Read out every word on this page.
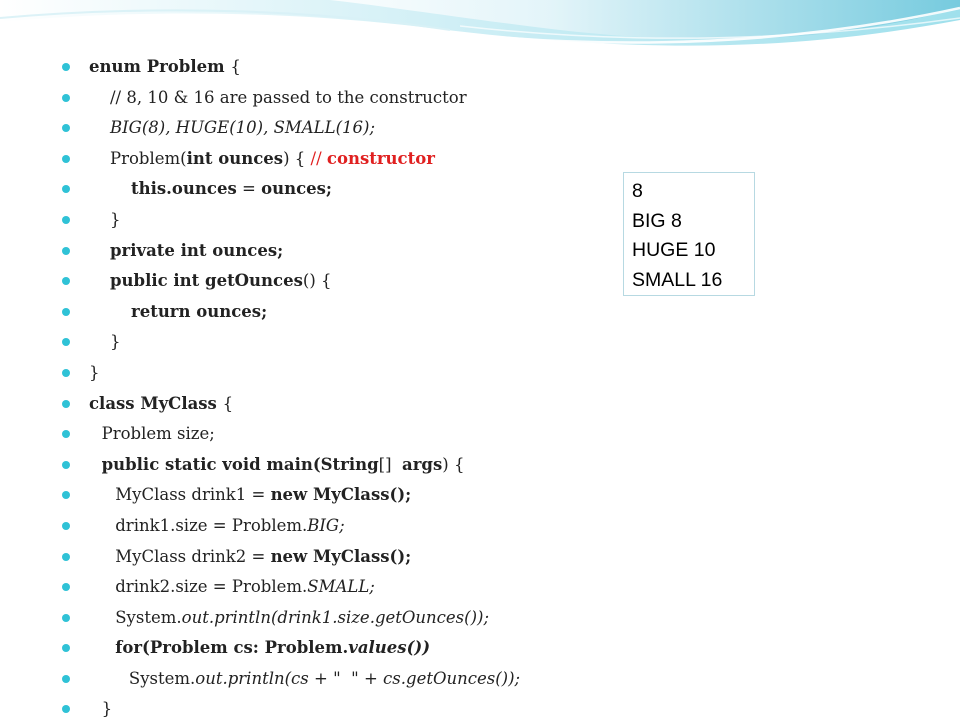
enum Problem {
// 8, 10 & 16 are passed to the constructor
BIG(8), HUGE(10), SMALL(16);
Problem(int ounces) { // constructor
this.ounces = ounces;
}
private int ounces;
public int getOunces() {
return ounces;
}
}
class MyClass {
Problem size;
public static void main(String[]  args) {
MyClass drink1 = new MyClass();
drink1.size = Problem.BIG;
MyClass drink2 = new MyClass();
drink2.size = Problem.SMALL;
System.out.println(drink1.size.getOunces());
for(Problem cs: Problem.values())
System.out.println(cs + "  " + cs.getOunces());
}
8
BIG 8
HUGE 10
SMALL 16
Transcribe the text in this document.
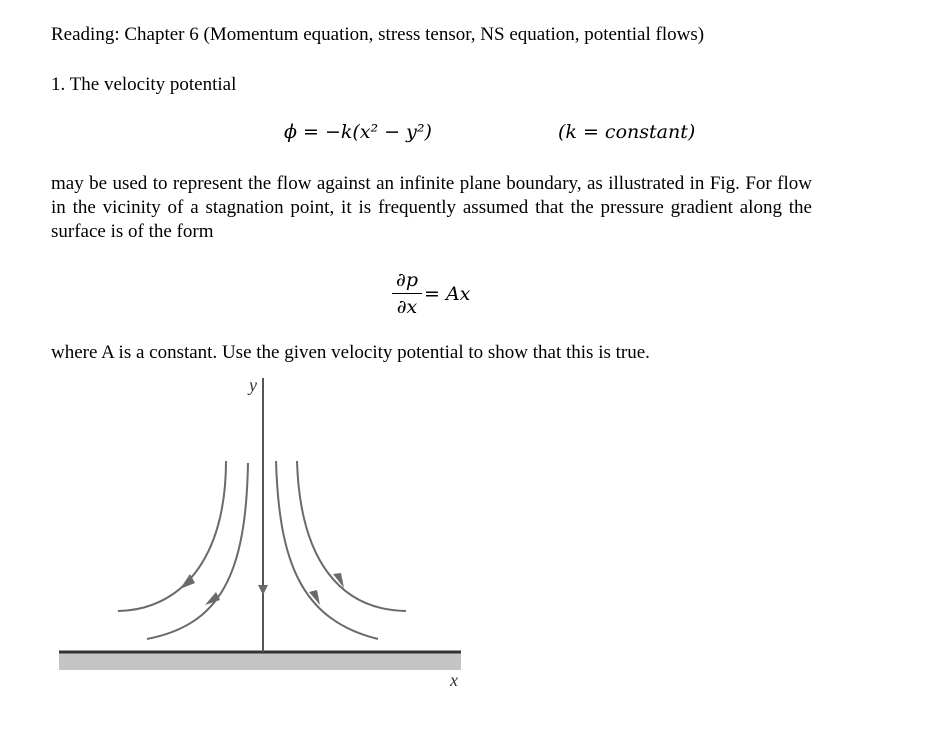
Reading: Chapter 6 (Momentum equation, stress tensor, NS equation, potential flows)
1. The velocity potential
ϕ = −k(x² − y²)	(k = constant)
may be used to represent the flow against an infinite plane boundary, as illustrated in Fig. For flow in the vicinity of a stagnation point, it is frequently assumed that the pressure gradient along the surface is of the form
∂p
∂x
= Ax
where A is a constant. Use the given velocity potential to show that this is true.
y
x
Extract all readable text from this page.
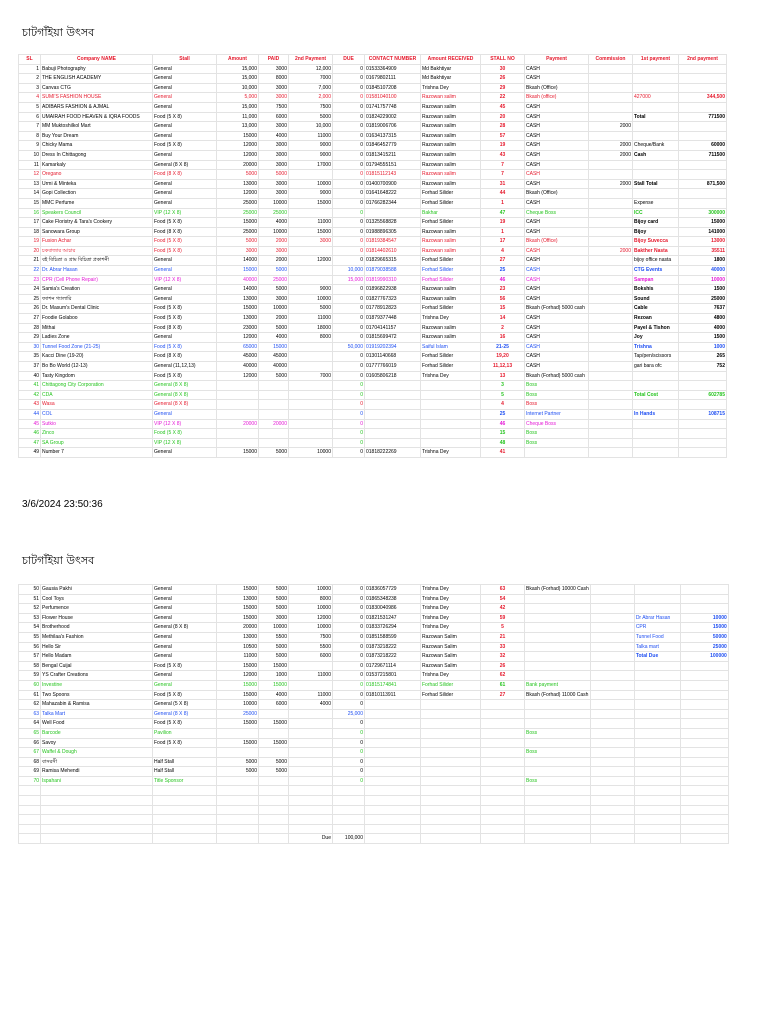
চাটগাঁইয়া উৎসব
SL	Company NAME	Stall	Amount	PAID	2nd Payment	DUE	CONTACT NUMBER	Amount RECEIVED	STALL NO	Payment	Commission	1st payment	2nd payment
1	Babuji Photography	General	15,000	3000	12,000	0	01533364909	Md Bakhtiyar	30	CASH			
2	THE ENGLISH ACADEMY	General	15,000	8000	7000	0	01679802111	Md Bakhtiyar	26	CASH			
3	Canvas CTG	General	10,000	3000	7,000	0	01845107208	Trishna Dey	29	Bkash (Office)			
4	SUMI'S FASHION HOUSE	General	5,000	3000	2,000	0	01581040100	Razowan salim	22	Bkash (office)		427000	344,500
5	ADIBARS FASHION & AJMAL	General	15,000	7500	7500	0	01741757748	Razowan salim	45	CASH			
6	UMAIRAH FOOD HEAVEN & IQRA FOODS	Food (5 X 8)	11,000	6000	5000	0	01824229002	Razowan salim	20	CASH		Total	771500
7	MM Muktoshilkol Mart	General	13,000	3000	10,000	0	01819006706	Razowan salim	28	CASH	2000		
8	Buy Your Dream	General	15000	4000	11000	0	01634137315	Razowan salim	57	CASH			
9	Chicky Mama	Food (5 X 8)	12000	3000	9000	0	01846452779	Razowan salim	19	CASH	2000	Cheque/Bank	60000
10	Dress In Chittagong	General	12000	3000	9000	0	01813415211	Razowan salim	43	CASH	2000	Cash	711500
11	Kamarkaly	General (8 X 8)	20000	3000	17000	0	01794555151	Razowan salim	7	CASH			
12	Oregano	Food (8 X 8)	5000	5000		0	01815112143	Razowan salim	7	CASH			
13	Urmi & Minteka	General	13000	3000	10000	0	01400700900	Razowan salim	31	CASH	2000	Stall Total	871,500
14	Gopi Collection	General	12000	3000	9000	0	01641648222	Forhad Silider	44	Bkash (Office)			
15	MMC Perfume	General	25000	10000	15000	0	01766282344	Forhad Silider	1	CASH		Expense	
16	Speakers Council	VIP (12 X 8)	25000	25000		0		Bakhar	47	Cheque Boss		ICC	300000
17	Cake Floristry & Tara's Cookery	Food (5 X 8)	15000	4000	11000	0	01325568828	Forhad Silider	19	CASH		Bijoy card	15000
18	Sanowara Group	Food (8 X 8)	25000	10000	15000	0	01988896305	Razowan salim	1	CASH		Bijoy	141000
19	Fusion Achar	Food (5 X 8)	5000	2000	3000	0	01819384547	Razowan salim	17	Bkash (Office)		Bijoy Suvecca	13000
20	চকবাজার আচার	Food (5 X 8)	3000	3000		0	01814402610	Razowan salim	4	CASH	2000	Bakther Nasta	35511
21	বই বিচিত্রা ও গ্রাম বিচিত্রা প্রকাশনী	General	14000	2000	12000	0	01829665315	Forhad Silider	27	CASH		bijoy office nasta	1800
22	Dr. Abrar Hasan	General	15000	5000		10,000	01879038588	Forhad Silider	25	CASH		CTG Events	40000
23	CPR (Cell Phone Repair)	VIP (12 X 8)	40000	25000		15,000	01819990310	Forhad Silider	46	CASH		Sampan	10000
24	Samia's Creation	General	14000	5000	9000	0	01896822938	Razowan salim	23	CASH		Bokshis	1500
25	ফ্যাশন গ্যালারি	General	13000	3000	10000	0	01827767323	Razowan salim	56	CASH		Sound	25000
26	Dr. Masum's Dental Clinic	Food (5 X 8)	15000	10000	5000	0	01778912823	Forhad Silider	15	Bkash (Forhad) 5000 cash		Cable	7637
27	Foodie Golaboo	Food (5 X 8)	13000	2000	11000	0	01879377448	Trishna Dey	14	CASH		Rezoan	4800
28	Mithai	Food (8 X 8)	23000	5000	18000	0	01704141157	Razowan salim	2	CASH		Payel & Tishon	4000
29	Ladies Zone	General	12000	4000	8000	0	01815699472	Razowan salim	16	CASH		Joy	1500
30	Tunnel Food Zone (21-25)	Food (5 X 8)	65000	15000		50,000	01919202394	Saiful Islam	21-25	CASH		Trishna	1000
35	Kacci Dine (19-20)	Food (8 X 8)	45000	45000		0	01301140668	Forhad Silider	19,20	CASH		Tap/pen/scissors	265
37	Bo Bo World (12-13)	General (11,12,13)	40000	40000		0	01777766019	Forhad Silider	11,12,13	CASH		gari bara ofc	752
40	Tasty Kingdom	Food (5 X 8)	12000	5000	7000	0	01605806218	Trishna Dey	13	Bkash (Forhad) 5000 cash			
41	Chittagong City Corporation	General (8 X 8)				0			3	Boss			
42	CDA	General (8 X 8)				0			5	Boss		Total Cost	602785
43	Wasa	General (8 X 8)				0			4	Boss			
44	COL	General				0			25	Internet Partner		In Hands	108715
45	Sutkio	VIP (12 X 8)	20000	20000		0			46	Cheque Boss			
46	Zinco	Food (5 X 8)				0			15	Boss			
47	SA Group	VIP (12 X 8)				0			48	Boss			
49	Number 7	General	15000	5000	10000	0	01818222269	Trishna Dey	41				
3/6/2024 23:50:36
চাটগাঁইয়া উৎসব
50	Gausia Pakhi	General	15000	5000	10000	0	01836057729	Trishna Dey	63	Bkash (Forhad) 10000 Cash			
51	Cool Toys	General	13000	5000	8000	0	01865348238	Trishna Dey	54				
52	Perfumence	General	15000	5000	10000	0	01830040986	Trishna Dey	42				
53	Flower House	General	15000	3000	12000	0	01821531247	Trishna Dey	59			Dr Abrar Hasan	10000
54	Brotherhood	General (8 X 8)	20000	10000	10000	0	01833726294	Trishna Dey	5			CPR	15000
55	Methilaa's Fashion	General	13000	5500	7500	0	01851588599	Razowan Salim	21			Tunnel Food	50000
56	Hello Sir	General	10500	5000	5500	0	01873218222	Razowan Salim	33			Talka mart	25000
57	Hello Madam	General	11000	5000	6000	0	01873218222	Razowan Salim	32			Total Due	100000
58	Bengal Cuijal	Food (5 X 8)	15000	15000		0	01729671114	Razowan Salim	26				
59	YS Crafter Creations	General	12000	1000	11000	0	01537215801	Trishna Dey	62				
60	Investine	General	15000	15000		0	01815174841	Forhad Silider	61	Bank payment			
61	Two Spoons	Food (5 X 8)	15000	4000	11000	0	01810113911	Forhad Silider	27	Bkash (Forhad) 11000 Cash			
62	Mahazabin & Ramisa	General (5 X 8)	10000	6000	4000	0							
63	Talka Mart	General (8 X 8)	25000			25,000							
64	Well Food	Food (5 X 8)	15000	15000		0							
65	Barcode	Pavilion				0				Boss			
66	Savoy	Food (5 X 8)	15000	15000		0							
67	Waffel & Dough					0				Boss			
68	বাসরসী	Half Stall	5000	5000		0							
69	Ramisa Mehendi	Half Stall	5000	5000		0							
70	Ispahani	Title Sponsor				0				Boss			

					Due	100,000							
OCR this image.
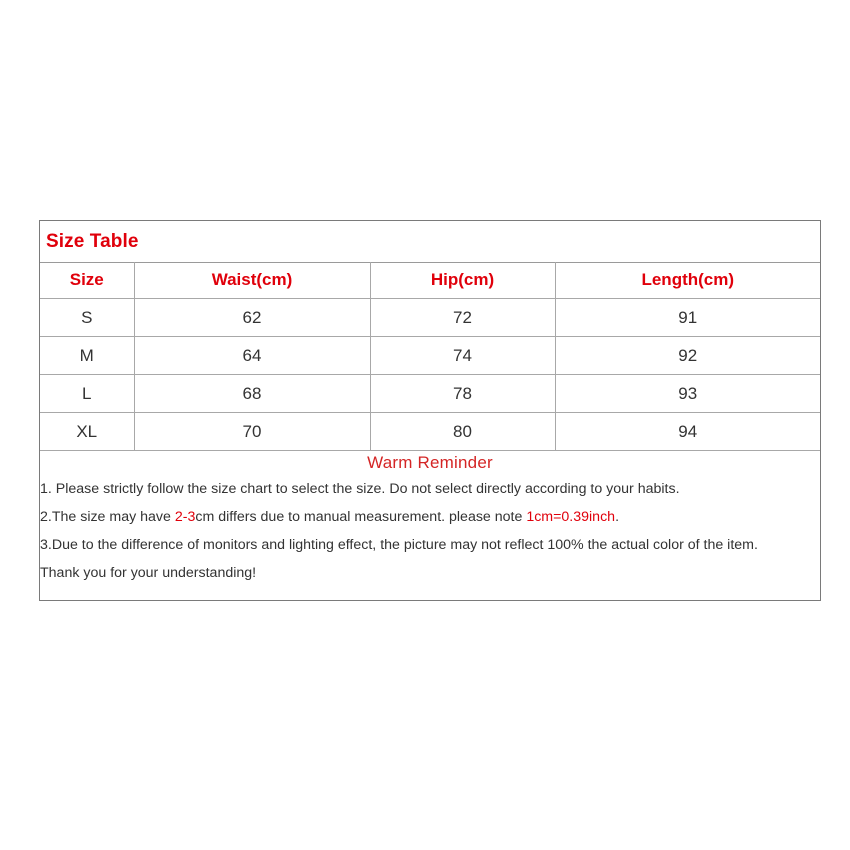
Size Table
Size	Waist(cm)	Hip(cm)	Length(cm)
S	62	72	91
M	64	74	92
L	68	78	93
XL	70	80	94
Warm Reminder
1. Please strictly follow the size chart to select the size. Do not select directly according to your habits.
2.The size may have 2-3cm differs due to manual measurement. please note 1cm=0.39inch.
3.Due to the difference of monitors and lighting effect, the picture may not reflect 100% the actual color of the item.
Thank you for your understanding!
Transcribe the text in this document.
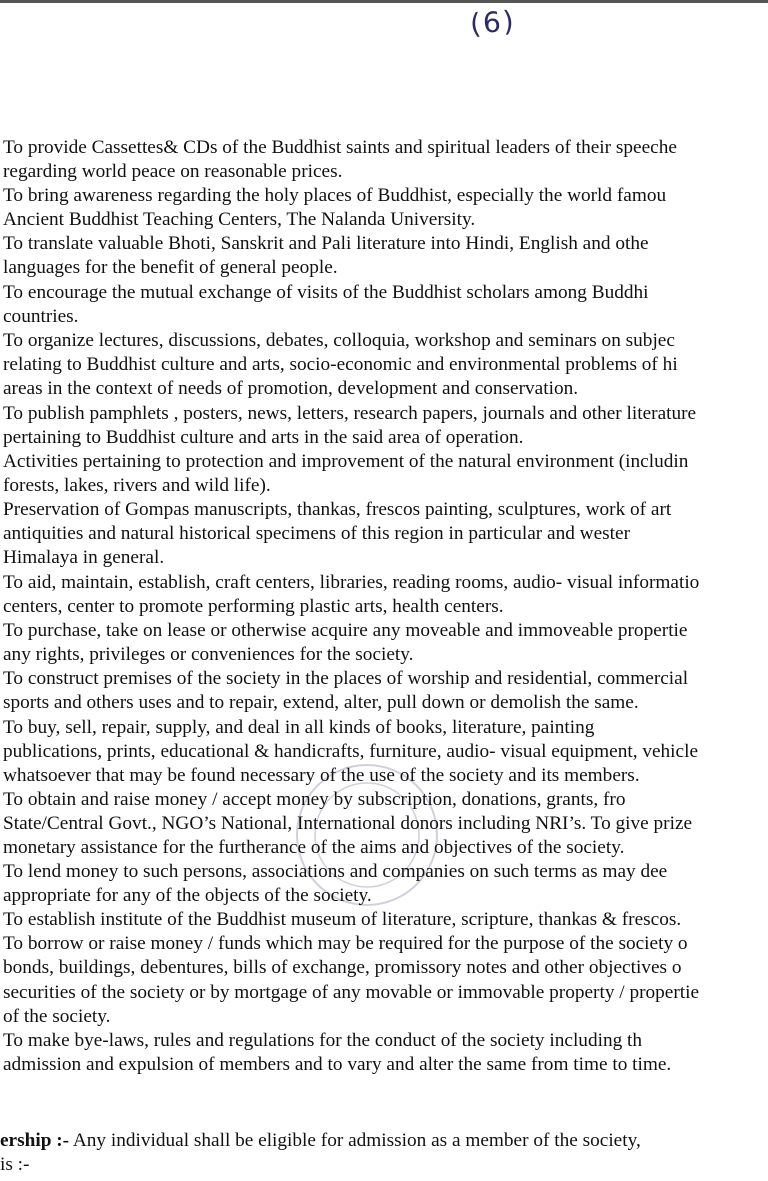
(6)
To provide Cassettes& CDs of the Buddhist saints and spiritual leaders of their speeche
regarding world peace on reasonable prices.
To bring awareness regarding the holy places of Buddhist, especially the world famou
Ancient Buddhist Teaching Centers, The Nalanda University.
To translate valuable Bhoti, Sanskrit and Pali literature into Hindi, English and othe
languages for the benefit of general people.
To encourage the mutual exchange of visits of the Buddhist scholars among Buddhi
countries.
To organize lectures, discussions, debates, colloquia, workshop and seminars on subjec
relating to Buddhist culture and arts, socio-economic and environmental problems of hi
areas in the context of needs of promotion, development and conservation.
To publish pamphlets , posters, news, letters, research papers, journals and other literature
pertaining to Buddhist culture and arts in the said area of operation.
Activities pertaining to protection and improvement of the natural environment (includin
forests, lakes, rivers and wild life).
Preservation of Gompas manuscripts, thankas, frescos painting, sculptures, work of art
antiquities and natural historical specimens of this region in particular and wester
Himalaya in general.
To aid, maintain, establish, craft centers, libraries, reading rooms, audio- visual informatio
centers, center to promote performing plastic arts, health centers.
To purchase, take on lease or otherwise acquire any moveable and immoveable propertie
any rights, privileges or conveniences for the society.
To construct premises of the society in the places of worship and residential, commercial
sports and others uses and to repair, extend, alter, pull down or demolish the same.
To buy, sell, repair, supply, and deal in all kinds of books, literature, painting
publications, prints, educational & handicrafts, furniture, audio- visual equipment, vehicle
whatsoever that may be found necessary of the use of the society and its members.
To obtain and raise money / accept money by subscription, donations, grants, fro
State/Central Govt., NGO’s National, International donors including NRI’s. To give prize
monetary assistance for the furtherance of the aims and objectives of the society.
To lend money to such persons, associations and companies on such terms as may dee
appropriate for any of the objects of the society.
To establish institute of the Buddhist museum of literature, scripture, thankas & frescos.
To borrow or raise money / funds which may be required for the purpose of the society o
bonds, buildings, debentures, bills of exchange, promissory notes and other objectives o
securities of the society or by mortgage of any movable or immovable property / propertie
of the society.
To make bye-laws, rules and regulations for the conduct of the society including th
admission and expulsion of members and to vary and alter the same from time to time.
ership :- Any individual shall be eligible for admission as a member of the society,
is :-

- - - - - - -

PROBLEM TO WORK ON
In the listing above, locate each line with "potential" and copy it.

EXERCISE SOLUTION
Reading: Chapter 6 (Momentum equation, stress tensor, NS equation, potential flows)
1. The velocity potential
where A is a constant. Use the given velocity potential to show that this is true.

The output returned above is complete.